[Extracted data entries]
•••

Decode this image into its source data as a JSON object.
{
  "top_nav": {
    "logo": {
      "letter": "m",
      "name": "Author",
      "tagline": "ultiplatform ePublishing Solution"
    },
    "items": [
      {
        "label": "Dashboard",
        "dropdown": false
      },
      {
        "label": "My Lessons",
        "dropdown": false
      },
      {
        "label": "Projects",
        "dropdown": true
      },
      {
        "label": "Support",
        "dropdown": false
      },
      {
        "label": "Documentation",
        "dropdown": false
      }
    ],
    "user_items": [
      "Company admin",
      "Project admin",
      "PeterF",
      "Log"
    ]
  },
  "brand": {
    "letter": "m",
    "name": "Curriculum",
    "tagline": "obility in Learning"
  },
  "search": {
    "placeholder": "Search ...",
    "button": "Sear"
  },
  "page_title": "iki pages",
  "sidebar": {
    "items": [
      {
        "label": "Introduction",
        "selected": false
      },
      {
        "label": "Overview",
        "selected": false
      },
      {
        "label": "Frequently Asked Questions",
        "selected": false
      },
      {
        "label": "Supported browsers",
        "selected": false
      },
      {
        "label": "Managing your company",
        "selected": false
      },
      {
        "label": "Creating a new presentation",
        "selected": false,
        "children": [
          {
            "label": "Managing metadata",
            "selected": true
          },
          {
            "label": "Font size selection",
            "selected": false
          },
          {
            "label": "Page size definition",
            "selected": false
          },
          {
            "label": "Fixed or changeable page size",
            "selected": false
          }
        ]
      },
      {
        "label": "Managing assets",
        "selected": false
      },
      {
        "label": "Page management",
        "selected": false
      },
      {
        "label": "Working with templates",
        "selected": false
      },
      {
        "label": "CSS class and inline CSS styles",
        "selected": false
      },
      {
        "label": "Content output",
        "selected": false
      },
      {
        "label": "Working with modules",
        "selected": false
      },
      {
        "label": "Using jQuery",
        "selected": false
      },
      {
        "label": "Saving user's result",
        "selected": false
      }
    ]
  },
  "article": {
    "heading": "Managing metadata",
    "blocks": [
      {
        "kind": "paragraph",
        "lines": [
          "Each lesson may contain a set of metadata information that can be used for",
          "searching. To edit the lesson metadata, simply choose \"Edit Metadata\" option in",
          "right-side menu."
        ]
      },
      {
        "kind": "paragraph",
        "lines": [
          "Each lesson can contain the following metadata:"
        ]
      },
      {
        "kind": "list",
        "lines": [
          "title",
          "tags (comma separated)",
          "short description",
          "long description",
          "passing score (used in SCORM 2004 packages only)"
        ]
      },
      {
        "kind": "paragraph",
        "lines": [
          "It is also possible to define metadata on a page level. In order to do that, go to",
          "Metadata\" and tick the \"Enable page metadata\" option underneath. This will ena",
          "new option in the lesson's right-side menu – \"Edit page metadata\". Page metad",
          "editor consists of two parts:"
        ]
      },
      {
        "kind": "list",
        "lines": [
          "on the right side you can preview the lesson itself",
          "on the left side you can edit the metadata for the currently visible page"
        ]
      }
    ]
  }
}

•••

Directive.
The lines above should be duplicated exactly.

Solution for this problem.
Decode this image into its source data as a JSON object.
{
  "top_nav": {
    "logo": {
      "letter": "m",
      "name": "Author",
      "tagline": "ultiplatform ePublishing Solution"
    },
    "items": [
      {
        "label": "Dashboard",
        "dropdown": false
      },
      {
        "label": "My Lessons",
        "dropdown": false
      },
      {
        "label": "Projects",
        "dropdown": true
      },
      {
        "label": "Support",
        "dropdown": false
      },
      {
        "label": "Documentation",
        "dropdown": false
      }
    ],
    "user_items": [
      "Company admin",
      "Project admin",
      "PeterF",
      "Log"
    ]
  },
  "brand": {
    "letter": "m",
    "name": "Curriculum",
    "tagline": "obility in Learning"
  },
  "search": {
    "placeholder": "Search ...",
    "button": "Sear"
  },
  "page_title": "iki pages",
  "sidebar": {
    "items": [
      {
        "label": "Introduction",
        "selected": false
      },
      {
        "label": "Overview",
        "selected": false
      },
      {
        "label": "Frequently Asked Questions",
        "selected": false
      },
      {
        "label": "Supported browsers",
        "selected": false
      },
      {
        "label": "Managing your company",
        "selected": false
      },
      {
        "label": "Creating a new presentation",
        "selected": false,
        "children": [
          {
            "label": "Managing metadata",
            "selected": true
          },
          {
            "label": "Font size selection",
            "selected": false
          },
          {
            "label": "Page size definition",
            "selected": false
          },
          {
            "label": "Fixed or changeable page size",
            "selected": false
          }
        ]
      },
      {
        "label": "Managing assets",
        "selected": false
      },
      {
        "label": "Page management",
        "selected": false
      },
      {
        "label": "Working with templates",
        "selected": false
      },
      {
        "label": "CSS class and inline CSS styles",
        "selected": false
      },
      {
        "label": "Content output",
        "selected": false
      },
      {
        "label": "Working with modules",
        "selected": false
      },
      {
        "label": "Using jQuery",
        "selected": false
      },
      {
        "label": "Saving user's result",
        "selected": false
      }
    ]
  },
  "article": {
    "heading": "Managing metadata",
    "blocks": [
      {
        "kind": "paragraph",
        "lines": [
          "Each lesson may contain a set of metadata information that can be used for",
          "searching. To edit the lesson metadata, simply choose \"Edit Metadata\" option in",
          "right-side menu."
        ]
      },
      {
        "kind": "paragraph",
        "lines": [
          "Each lesson can contain the following metadata:"
        ]
      },
      {
        "kind": "list",
        "lines": [
          "title",
          "tags (comma separated)",
          "short description",
          "long description",
          "passing score (used in SCORM 2004 packages only)"
        ]
      },
      {
        "kind": "paragraph",
        "lines": [
          "It is also possible to define metadata on a page level. In order to do that, go to",
          "Metadata\" and tick the \"Enable page metadata\" option underneath. This will ena",
          "new option in the lesson's right-side menu – \"Edit page metadata\". Page metad",
          "editor consists of two parts:"
        ]
      },
      {
        "kind": "list",
        "lines": [
          "on the right side you can preview the lesson itself",
          "on the left side you can edit the metadata for the currently visible page"
        ]
      }
    ]
  }
}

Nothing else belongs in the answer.